__Items listed in a dataset__.

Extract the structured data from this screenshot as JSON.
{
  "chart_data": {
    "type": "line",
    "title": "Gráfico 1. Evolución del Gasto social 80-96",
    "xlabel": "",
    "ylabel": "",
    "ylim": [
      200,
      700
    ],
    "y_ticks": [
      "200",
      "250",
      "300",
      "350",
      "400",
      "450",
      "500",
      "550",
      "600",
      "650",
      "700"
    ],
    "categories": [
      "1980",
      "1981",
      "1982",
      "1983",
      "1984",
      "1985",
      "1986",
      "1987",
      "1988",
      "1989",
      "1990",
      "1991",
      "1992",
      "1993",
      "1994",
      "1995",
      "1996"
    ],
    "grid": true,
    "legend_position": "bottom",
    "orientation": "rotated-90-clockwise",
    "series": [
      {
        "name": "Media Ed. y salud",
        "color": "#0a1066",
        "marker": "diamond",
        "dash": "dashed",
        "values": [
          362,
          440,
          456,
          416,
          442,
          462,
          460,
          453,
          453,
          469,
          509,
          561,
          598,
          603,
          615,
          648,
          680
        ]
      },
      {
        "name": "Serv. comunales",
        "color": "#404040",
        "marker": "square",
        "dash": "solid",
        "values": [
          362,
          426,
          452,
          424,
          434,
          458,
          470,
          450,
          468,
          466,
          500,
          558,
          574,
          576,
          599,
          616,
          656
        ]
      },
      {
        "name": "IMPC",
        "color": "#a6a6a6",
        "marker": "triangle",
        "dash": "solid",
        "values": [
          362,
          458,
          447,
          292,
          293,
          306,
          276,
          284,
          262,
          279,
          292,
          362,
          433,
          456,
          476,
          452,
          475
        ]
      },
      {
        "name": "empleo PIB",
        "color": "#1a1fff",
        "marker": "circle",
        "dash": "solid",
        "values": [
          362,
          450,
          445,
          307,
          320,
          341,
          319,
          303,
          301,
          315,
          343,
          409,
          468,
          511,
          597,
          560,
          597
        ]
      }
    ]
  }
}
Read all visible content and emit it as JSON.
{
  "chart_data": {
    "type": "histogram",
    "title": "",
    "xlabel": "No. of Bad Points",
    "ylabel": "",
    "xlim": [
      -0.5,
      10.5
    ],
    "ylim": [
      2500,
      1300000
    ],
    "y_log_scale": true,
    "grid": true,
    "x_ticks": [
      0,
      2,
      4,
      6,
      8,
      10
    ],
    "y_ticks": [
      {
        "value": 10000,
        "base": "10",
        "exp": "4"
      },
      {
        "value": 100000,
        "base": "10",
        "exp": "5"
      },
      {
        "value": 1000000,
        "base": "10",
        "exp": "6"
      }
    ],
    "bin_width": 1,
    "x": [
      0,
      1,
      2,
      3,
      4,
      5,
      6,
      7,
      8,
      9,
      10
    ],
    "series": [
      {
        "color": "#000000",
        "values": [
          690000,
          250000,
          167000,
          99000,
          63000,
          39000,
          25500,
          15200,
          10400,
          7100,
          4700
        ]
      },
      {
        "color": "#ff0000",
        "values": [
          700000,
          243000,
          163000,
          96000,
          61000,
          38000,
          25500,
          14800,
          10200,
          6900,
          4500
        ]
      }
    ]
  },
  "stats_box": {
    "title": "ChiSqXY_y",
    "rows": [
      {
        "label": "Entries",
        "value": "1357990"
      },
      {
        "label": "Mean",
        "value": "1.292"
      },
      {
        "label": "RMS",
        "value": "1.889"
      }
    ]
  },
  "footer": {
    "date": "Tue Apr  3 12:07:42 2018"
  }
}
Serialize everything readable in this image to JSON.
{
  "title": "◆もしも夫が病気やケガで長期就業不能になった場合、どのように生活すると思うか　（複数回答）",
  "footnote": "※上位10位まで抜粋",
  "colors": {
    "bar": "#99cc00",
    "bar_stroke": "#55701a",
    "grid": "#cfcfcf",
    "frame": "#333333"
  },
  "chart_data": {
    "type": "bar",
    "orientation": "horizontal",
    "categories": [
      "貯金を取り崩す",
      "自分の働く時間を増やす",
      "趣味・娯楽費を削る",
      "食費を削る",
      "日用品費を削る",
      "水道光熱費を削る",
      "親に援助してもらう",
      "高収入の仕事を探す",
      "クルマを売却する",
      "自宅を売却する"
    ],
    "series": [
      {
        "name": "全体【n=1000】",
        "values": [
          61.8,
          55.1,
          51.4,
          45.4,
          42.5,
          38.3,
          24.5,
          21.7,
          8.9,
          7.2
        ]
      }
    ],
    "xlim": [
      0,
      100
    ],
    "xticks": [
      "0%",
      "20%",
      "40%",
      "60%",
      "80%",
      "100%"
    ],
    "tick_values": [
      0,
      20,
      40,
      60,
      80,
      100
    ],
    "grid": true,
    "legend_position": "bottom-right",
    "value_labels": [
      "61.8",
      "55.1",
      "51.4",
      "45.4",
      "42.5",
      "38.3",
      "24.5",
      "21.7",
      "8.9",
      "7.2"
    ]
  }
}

__Task statement__. Starting with the line that contains "Serialize everything readable", return each line through the last one of the data above, exactly as written and nothing more.

__Completed exercise__.
Serialize everything readable in this image to JSON.
{
  "title": "◆もしも夫が病気やケガで長期就業不能になった場合、どのように生活すると思うか　（複数回答）",
  "footnote": "※上位10位まで抜粋",
  "colors": {
    "bar": "#99cc00",
    "bar_stroke": "#55701a",
    "grid": "#cfcfcf",
    "frame": "#333333"
  },
  "chart_data": {
    "type": "bar",
    "orientation": "horizontal",
    "categories": [
      "貯金を取り崩す",
      "自分の働く時間を増やす",
      "趣味・娯楽費を削る",
      "食費を削る",
      "日用品費を削る",
      "水道光熱費を削る",
      "親に援助してもらう",
      "高収入の仕事を探す",
      "クルマを売却する",
      "自宅を売却する"
    ],
    "series": [
      {
        "name": "全体【n=1000】",
        "values": [
          61.8,
          55.1,
          51.4,
          45.4,
          42.5,
          38.3,
          24.5,
          21.7,
          8.9,
          7.2
        ]
      }
    ],
    "xlim": [
      0,
      100
    ],
    "xticks": [
      "0%",
      "20%",
      "40%",
      "60%",
      "80%",
      "100%"
    ],
    "tick_values": [
      0,
      20,
      40,
      60,
      80,
      100
    ],
    "grid": true,
    "legend_position": "bottom-right",
    "value_labels": [
      "61.8",
      "55.1",
      "51.4",
      "45.4",
      "42.5",
      "38.3",
      "24.5",
      "21.7",
      "8.9",
      "7.2"
    ]
  }
}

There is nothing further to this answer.